Exercise goal: Search the material below for the string "Limited" and list each line that holds it.

Dataset entries:
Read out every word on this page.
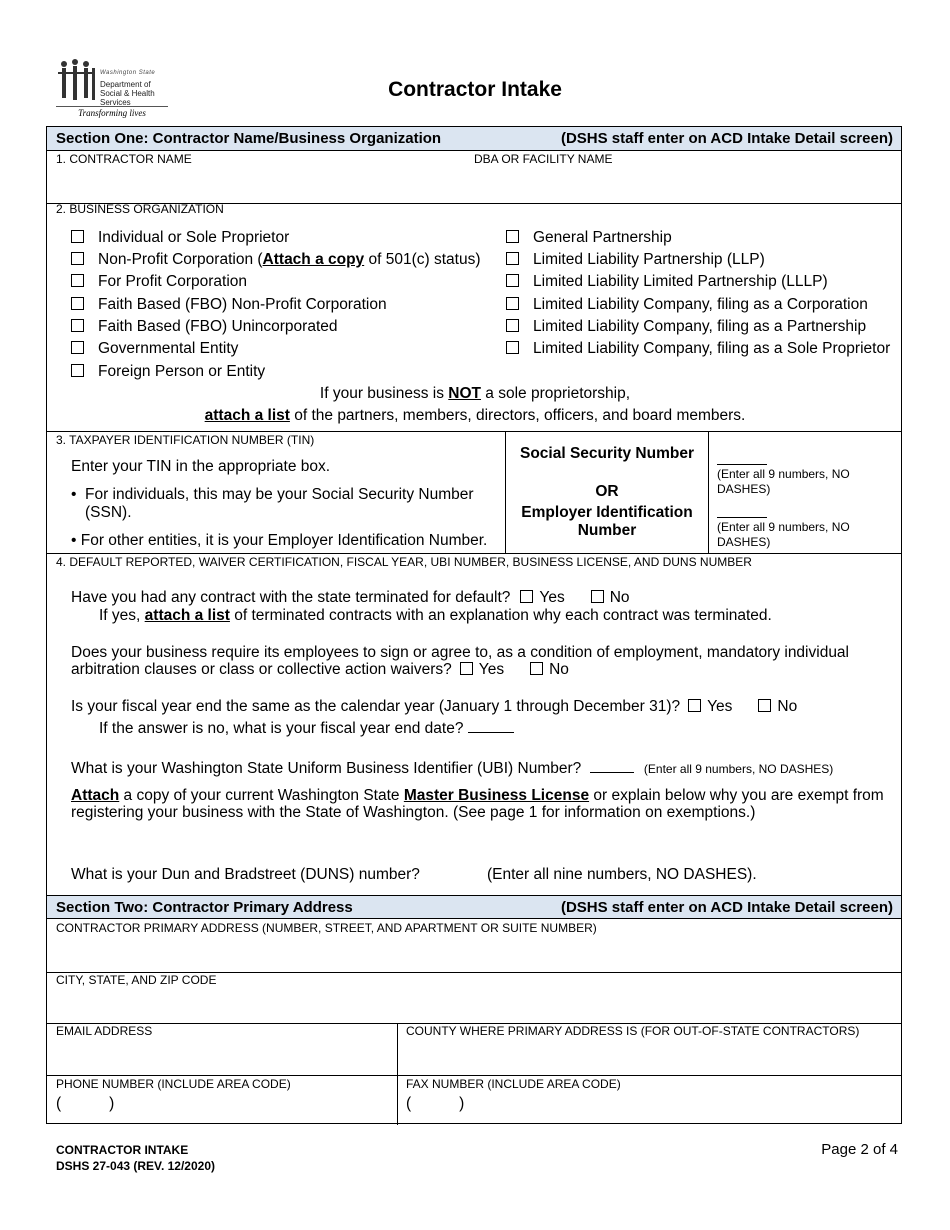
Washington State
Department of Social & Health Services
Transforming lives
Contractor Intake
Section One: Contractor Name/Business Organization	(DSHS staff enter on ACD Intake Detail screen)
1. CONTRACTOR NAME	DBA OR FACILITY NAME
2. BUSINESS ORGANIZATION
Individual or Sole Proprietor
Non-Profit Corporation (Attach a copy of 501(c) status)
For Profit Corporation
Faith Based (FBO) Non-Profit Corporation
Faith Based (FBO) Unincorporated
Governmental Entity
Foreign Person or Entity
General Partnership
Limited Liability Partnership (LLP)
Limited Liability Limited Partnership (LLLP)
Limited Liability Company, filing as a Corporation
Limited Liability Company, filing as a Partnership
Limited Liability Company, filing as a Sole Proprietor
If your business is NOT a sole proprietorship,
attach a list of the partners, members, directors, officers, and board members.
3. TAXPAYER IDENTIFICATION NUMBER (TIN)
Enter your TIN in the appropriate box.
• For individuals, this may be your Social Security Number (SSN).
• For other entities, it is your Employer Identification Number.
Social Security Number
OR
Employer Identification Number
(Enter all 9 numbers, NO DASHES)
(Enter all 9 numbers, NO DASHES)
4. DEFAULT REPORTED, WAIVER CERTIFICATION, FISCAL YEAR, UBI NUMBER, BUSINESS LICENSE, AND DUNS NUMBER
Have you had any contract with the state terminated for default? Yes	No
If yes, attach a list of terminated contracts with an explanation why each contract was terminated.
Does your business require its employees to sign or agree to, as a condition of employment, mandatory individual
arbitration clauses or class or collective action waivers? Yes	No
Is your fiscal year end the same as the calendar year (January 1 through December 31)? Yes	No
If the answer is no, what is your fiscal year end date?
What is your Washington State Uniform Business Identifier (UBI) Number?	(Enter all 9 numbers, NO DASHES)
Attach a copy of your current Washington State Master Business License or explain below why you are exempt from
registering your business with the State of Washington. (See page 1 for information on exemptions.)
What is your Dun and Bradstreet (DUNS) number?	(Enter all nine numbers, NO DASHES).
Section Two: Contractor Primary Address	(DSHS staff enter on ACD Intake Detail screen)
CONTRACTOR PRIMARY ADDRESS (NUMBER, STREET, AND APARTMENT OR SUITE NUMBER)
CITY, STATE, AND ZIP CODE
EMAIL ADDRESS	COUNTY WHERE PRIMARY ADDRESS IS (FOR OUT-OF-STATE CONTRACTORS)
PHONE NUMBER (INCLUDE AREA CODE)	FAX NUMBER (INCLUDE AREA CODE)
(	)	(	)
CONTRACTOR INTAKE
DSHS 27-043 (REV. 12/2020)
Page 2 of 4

...

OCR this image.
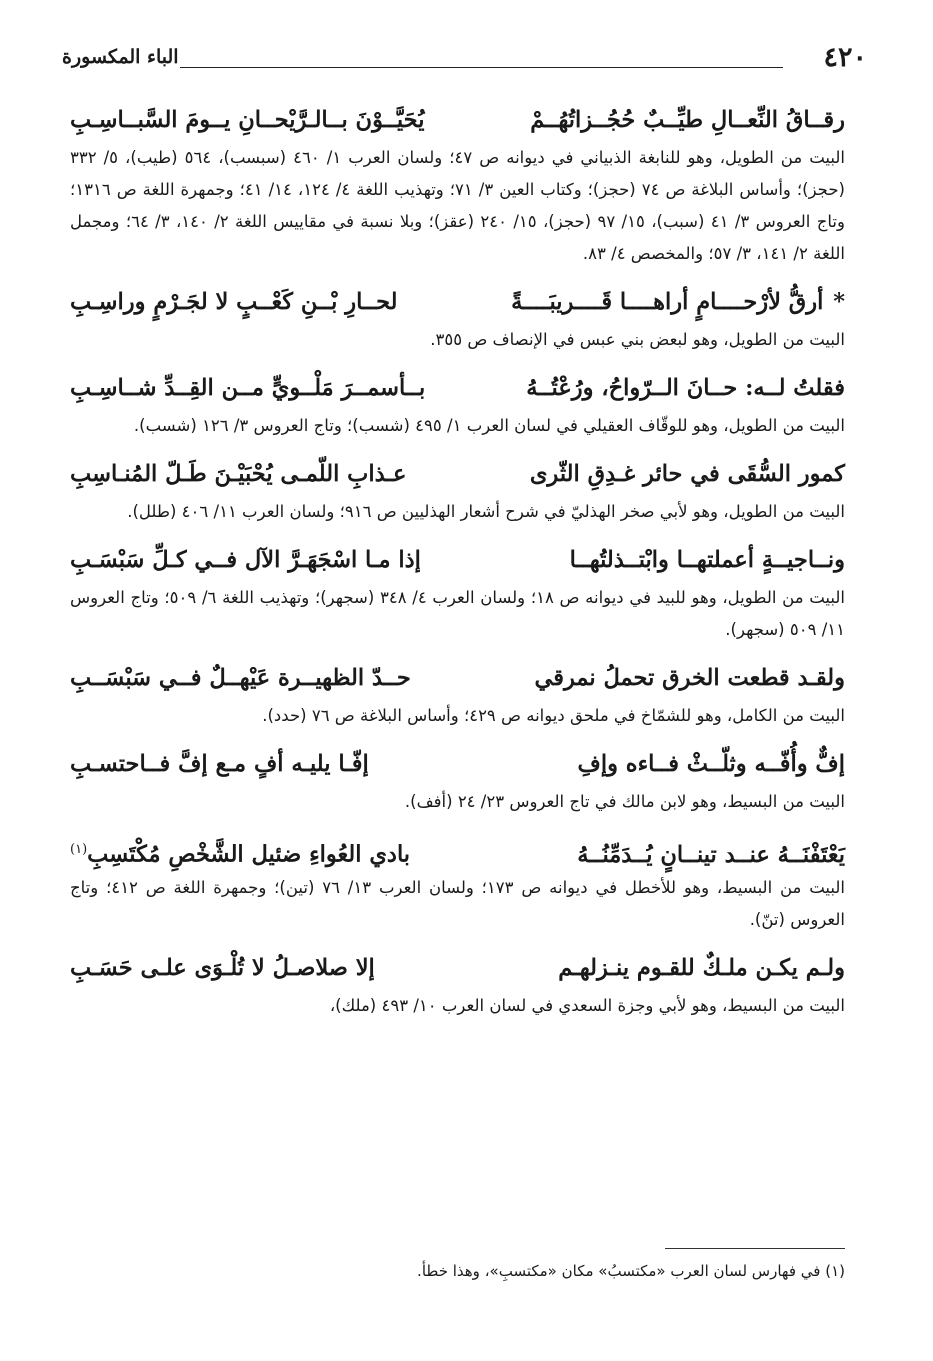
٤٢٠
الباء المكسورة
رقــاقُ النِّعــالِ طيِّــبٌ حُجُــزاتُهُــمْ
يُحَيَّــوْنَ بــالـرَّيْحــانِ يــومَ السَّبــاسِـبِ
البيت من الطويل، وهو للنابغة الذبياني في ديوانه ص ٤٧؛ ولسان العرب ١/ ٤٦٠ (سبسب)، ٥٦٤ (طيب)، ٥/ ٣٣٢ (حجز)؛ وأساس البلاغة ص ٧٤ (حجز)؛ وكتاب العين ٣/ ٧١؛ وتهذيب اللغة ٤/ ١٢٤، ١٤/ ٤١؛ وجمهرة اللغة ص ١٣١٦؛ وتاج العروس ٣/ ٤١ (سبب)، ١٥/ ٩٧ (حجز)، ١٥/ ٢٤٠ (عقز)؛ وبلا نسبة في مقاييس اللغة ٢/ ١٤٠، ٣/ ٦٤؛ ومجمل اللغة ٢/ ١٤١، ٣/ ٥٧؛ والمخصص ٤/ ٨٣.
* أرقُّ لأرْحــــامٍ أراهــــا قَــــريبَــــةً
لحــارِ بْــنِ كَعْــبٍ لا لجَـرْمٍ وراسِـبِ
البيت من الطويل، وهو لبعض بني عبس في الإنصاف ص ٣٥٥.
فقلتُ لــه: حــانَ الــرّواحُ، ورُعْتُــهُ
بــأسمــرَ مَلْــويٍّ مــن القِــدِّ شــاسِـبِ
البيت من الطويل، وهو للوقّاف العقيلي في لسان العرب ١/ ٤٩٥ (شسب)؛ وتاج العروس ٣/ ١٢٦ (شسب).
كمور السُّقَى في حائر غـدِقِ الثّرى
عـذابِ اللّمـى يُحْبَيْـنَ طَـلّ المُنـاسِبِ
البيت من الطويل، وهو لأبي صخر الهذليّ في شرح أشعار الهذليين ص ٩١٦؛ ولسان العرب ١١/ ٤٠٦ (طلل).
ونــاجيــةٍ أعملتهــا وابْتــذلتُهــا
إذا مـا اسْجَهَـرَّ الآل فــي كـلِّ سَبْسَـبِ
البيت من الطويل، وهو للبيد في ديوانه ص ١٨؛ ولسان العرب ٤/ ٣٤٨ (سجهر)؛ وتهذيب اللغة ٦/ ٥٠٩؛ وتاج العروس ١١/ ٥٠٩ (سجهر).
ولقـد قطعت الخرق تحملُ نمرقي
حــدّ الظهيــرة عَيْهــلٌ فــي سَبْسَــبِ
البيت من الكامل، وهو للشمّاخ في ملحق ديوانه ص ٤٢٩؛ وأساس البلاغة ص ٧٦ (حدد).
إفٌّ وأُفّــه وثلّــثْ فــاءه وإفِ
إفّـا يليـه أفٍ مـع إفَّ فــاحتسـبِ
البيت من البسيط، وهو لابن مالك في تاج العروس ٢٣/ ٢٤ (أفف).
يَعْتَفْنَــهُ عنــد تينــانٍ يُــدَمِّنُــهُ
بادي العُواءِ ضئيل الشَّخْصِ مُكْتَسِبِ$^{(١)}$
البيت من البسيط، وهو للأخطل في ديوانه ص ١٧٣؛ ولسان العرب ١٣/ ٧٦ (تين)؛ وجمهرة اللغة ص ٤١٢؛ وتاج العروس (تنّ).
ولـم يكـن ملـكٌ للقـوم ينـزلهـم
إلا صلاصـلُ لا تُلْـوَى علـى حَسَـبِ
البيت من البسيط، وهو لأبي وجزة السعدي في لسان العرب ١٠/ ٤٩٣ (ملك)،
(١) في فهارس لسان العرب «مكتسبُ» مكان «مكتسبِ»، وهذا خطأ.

Correct answer:
Limited Liability Partnership (LLP)
Limited Liability Limited Partnership (LLLP)
Limited Liability Company, filing as a Corporation
Limited Liability Company, filing as a Partnership
Limited Liability Company, filing as a Sole Proprietor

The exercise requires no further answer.